Element and coordinate records
================
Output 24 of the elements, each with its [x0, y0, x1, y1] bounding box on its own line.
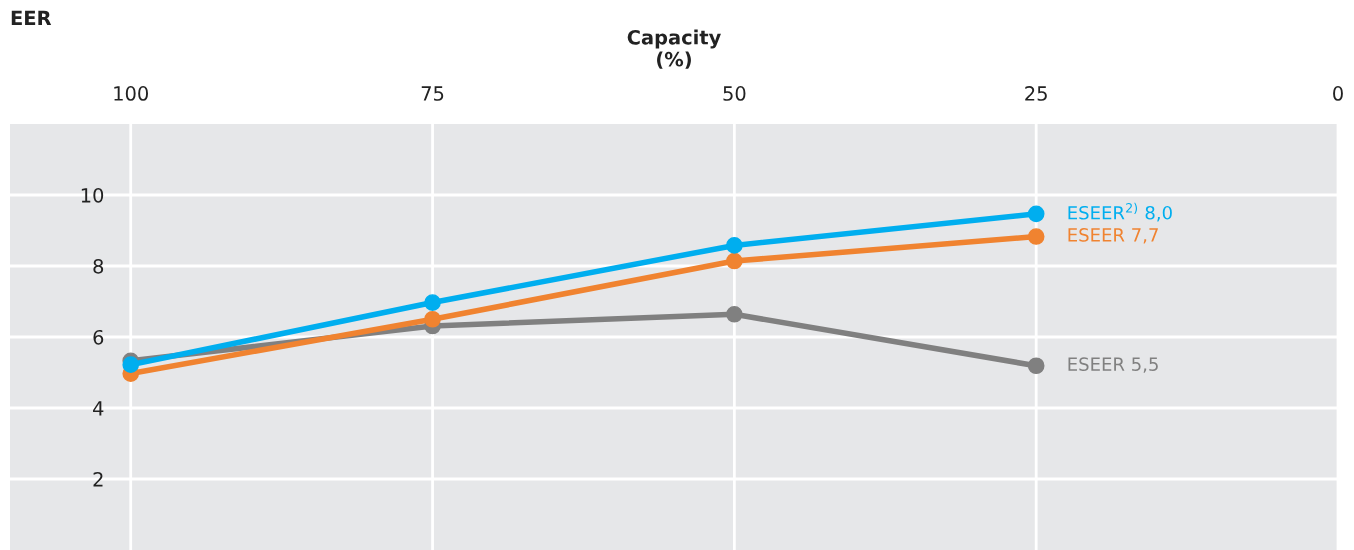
point: [122, 356, 140, 374]
point: [1027, 205, 1045, 223]
series-label: ESEER 7,7: [1068, 228, 1158, 244]
y-axis-title: EER: [11, 10, 52, 25]
x-tick-label: 100: [114, 86, 148, 101]
x-tick-label: 50: [723, 86, 746, 101]
x-tick-label: 0: [1333, 86, 1343, 101]
point: [726, 252, 743, 270]
series-label: ESEER 5,5: [1068, 357, 1158, 373]
y-tick-label: 10: [81, 187, 104, 203]
y-tick-label: 4: [93, 401, 104, 416]
y-tick-label: 8: [93, 258, 104, 274]
point: [424, 294, 441, 311]
y-tick-label: 2: [93, 471, 103, 487]
x-axis-title: Capacity (%): [627, 29, 721, 69]
series-label: ESEER$^{2)}$ 8,0: [1068, 202, 1172, 222]
y-tick-label: 6: [93, 329, 104, 345]
point: [424, 310, 441, 328]
point: [726, 237, 743, 254]
x-tick-label: 25: [1025, 86, 1047, 101]
point: [1027, 357, 1045, 375]
point: [1027, 228, 1045, 245]
point: [726, 305, 743, 323]
x-tick-label: 75: [421, 86, 444, 101]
================
=== Task to carry out ===
Please copy every one of the records above word for word, leaving out the pictures.

=== Solution to the exercise ===
Output 24 of the elements, each with its [x0, y0, x1, y1] bounding box on its own line.
point: [122, 356, 140, 374]
point: [1027, 205, 1045, 223]
series-label: ESEER 7,7: [1068, 228, 1158, 244]
y-axis-title: EER: [11, 10, 52, 25]
x-tick-label: 100: [114, 86, 148, 101]
x-tick-label: 50: [723, 86, 746, 101]
x-tick-label: 0: [1333, 86, 1343, 101]
point: [726, 252, 743, 270]
series-label: ESEER 5,5: [1068, 357, 1158, 373]
y-tick-label: 10: [81, 187, 104, 203]
y-tick-label: 4: [93, 401, 104, 416]
y-tick-label: 8: [93, 258, 104, 274]
point: [424, 294, 441, 311]
y-tick-label: 2: [93, 471, 103, 487]
x-axis-title: Capacity (%): [627, 29, 721, 69]
series-label: ESEER$^{2)}$ 8,0: [1068, 202, 1172, 222]
y-tick-label: 6: [93, 329, 104, 345]
point: [424, 310, 441, 328]
point: [726, 237, 743, 254]
x-tick-label: 25: [1025, 86, 1047, 101]
point: [1027, 357, 1045, 375]
point: [1027, 228, 1045, 245]
point: [726, 305, 743, 323]
x-tick-label: 75: [421, 86, 444, 101]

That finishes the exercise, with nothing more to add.